Collected data
━━━━━━━━━━━━━━━━━━━━━━━━━━━━━━

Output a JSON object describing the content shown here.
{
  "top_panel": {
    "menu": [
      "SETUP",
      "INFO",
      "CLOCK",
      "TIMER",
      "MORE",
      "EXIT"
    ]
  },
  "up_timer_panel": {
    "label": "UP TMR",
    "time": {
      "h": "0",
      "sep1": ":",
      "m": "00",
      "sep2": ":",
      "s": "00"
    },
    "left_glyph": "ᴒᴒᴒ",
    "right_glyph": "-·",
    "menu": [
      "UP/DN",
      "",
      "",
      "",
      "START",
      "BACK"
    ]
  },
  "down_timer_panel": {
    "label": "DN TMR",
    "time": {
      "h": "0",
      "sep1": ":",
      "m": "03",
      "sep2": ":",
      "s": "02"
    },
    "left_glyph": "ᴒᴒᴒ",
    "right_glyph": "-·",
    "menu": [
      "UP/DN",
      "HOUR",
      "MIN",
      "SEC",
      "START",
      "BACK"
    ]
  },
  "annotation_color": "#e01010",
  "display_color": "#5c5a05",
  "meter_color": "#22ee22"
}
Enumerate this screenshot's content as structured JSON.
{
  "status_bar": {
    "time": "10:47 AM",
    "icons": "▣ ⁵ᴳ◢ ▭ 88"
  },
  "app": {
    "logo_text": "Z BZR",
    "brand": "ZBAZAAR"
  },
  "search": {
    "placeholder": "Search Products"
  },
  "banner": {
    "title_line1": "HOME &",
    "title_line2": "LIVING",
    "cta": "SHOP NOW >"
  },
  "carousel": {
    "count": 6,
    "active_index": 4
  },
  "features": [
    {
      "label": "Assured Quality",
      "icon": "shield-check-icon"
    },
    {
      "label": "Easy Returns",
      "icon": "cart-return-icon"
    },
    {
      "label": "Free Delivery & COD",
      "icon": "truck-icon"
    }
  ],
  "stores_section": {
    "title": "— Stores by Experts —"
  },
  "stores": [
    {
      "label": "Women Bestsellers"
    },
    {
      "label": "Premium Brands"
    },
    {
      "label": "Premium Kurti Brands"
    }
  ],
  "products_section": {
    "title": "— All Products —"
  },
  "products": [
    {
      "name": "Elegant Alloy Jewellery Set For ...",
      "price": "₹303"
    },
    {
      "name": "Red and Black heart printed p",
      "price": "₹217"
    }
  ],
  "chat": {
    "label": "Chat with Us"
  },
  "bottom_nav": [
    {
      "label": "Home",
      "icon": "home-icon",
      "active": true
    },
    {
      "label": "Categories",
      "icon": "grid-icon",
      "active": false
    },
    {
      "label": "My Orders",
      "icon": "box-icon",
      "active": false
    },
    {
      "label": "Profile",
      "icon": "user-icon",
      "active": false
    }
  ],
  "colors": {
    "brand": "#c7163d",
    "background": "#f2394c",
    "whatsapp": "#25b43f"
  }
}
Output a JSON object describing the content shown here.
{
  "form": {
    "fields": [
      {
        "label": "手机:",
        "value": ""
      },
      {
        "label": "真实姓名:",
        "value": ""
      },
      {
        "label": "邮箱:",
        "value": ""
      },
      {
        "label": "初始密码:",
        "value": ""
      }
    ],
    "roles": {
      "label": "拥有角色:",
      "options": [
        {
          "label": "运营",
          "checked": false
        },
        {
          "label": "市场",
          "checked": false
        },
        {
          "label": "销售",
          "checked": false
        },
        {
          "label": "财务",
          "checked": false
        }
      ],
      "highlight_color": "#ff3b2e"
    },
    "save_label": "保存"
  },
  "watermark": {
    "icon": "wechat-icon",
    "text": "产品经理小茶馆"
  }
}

━━━━━━━━━━━━━━━━━━━━━━━━━━━━━━

Required work ▸ Output the full listing exactly as it stands.

Output for this exercise ▸
Output a JSON object describing the content shown here.
{
  "top_panel": {
    "menu": [
      "SETUP",
      "INFO",
      "CLOCK",
      "TIMER",
      "MORE",
      "EXIT"
    ]
  },
  "up_timer_panel": {
    "label": "UP TMR",
    "time": {
      "h": "0",
      "sep1": ":",
      "m": "00",
      "sep2": ":",
      "s": "00"
    },
    "left_glyph": "ᴒᴒᴒ",
    "right_glyph": "-·",
    "menu": [
      "UP/DN",
      "",
      "",
      "",
      "START",
      "BACK"
    ]
  },
  "down_timer_panel": {
    "label": "DN TMR",
    "time": {
      "h": "0",
      "sep1": ":",
      "m": "03",
      "sep2": ":",
      "s": "02"
    },
    "left_glyph": "ᴒᴒᴒ",
    "right_glyph": "-·",
    "menu": [
      "UP/DN",
      "HOUR",
      "MIN",
      "SEC",
      "START",
      "BACK"
    ]
  },
  "annotation_color": "#e01010",
  "display_color": "#5c5a05",
  "meter_color": "#22ee22"
}
Enumerate this screenshot's content as structured JSON.
{
  "status_bar": {
    "time": "10:47 AM",
    "icons": "▣ ⁵ᴳ◢ ▭ 88"
  },
  "app": {
    "logo_text": "Z BZR",
    "brand": "ZBAZAAR"
  },
  "search": {
    "placeholder": "Search Products"
  },
  "banner": {
    "title_line1": "HOME &",
    "title_line2": "LIVING",
    "cta": "SHOP NOW >"
  },
  "carousel": {
    "count": 6,
    "active_index": 4
  },
  "features": [
    {
      "label": "Assured Quality",
      "icon": "shield-check-icon"
    },
    {
      "label": "Easy Returns",
      "icon": "cart-return-icon"
    },
    {
      "label": "Free Delivery & COD",
      "icon": "truck-icon"
    }
  ],
  "stores_section": {
    "title": "— Stores by Experts —"
  },
  "stores": [
    {
      "label": "Women Bestsellers"
    },
    {
      "label": "Premium Brands"
    },
    {
      "label": "Premium Kurti Brands"
    }
  ],
  "products_section": {
    "title": "— All Products —"
  },
  "products": [
    {
      "name": "Elegant Alloy Jewellery Set For ...",
      "price": "₹303"
    },
    {
      "name": "Red and Black heart printed p",
      "price": "₹217"
    }
  ],
  "chat": {
    "label": "Chat with Us"
  },
  "bottom_nav": [
    {
      "label": "Home",
      "icon": "home-icon",
      "active": true
    },
    {
      "label": "Categories",
      "icon": "grid-icon",
      "active": false
    },
    {
      "label": "My Orders",
      "icon": "box-icon",
      "active": false
    },
    {
      "label": "Profile",
      "icon": "user-icon",
      "active": false
    }
  ],
  "colors": {
    "brand": "#c7163d",
    "background": "#f2394c",
    "whatsapp": "#25b43f"
  }
}
Output a JSON object describing the content shown here.
{
  "form": {
    "fields": [
      {
        "label": "手机:",
        "value": ""
      },
      {
        "label": "真实姓名:",
        "value": ""
      },
      {
        "label": "邮箱:",
        "value": ""
      },
      {
        "label": "初始密码:",
        "value": ""
      }
    ],
    "roles": {
      "label": "拥有角色:",
      "options": [
        {
          "label": "运营",
          "checked": false
        },
        {
          "label": "市场",
          "checked": false
        },
        {
          "label": "销售",
          "checked": false
        },
        {
          "label": "财务",
          "checked": false
        }
      ],
      "highlight_color": "#ff3b2e"
    },
    "save_label": "保存"
  },
  "watermark": {
    "icon": "wechat-icon",
    "text": "产品经理小茶馆"
  }
}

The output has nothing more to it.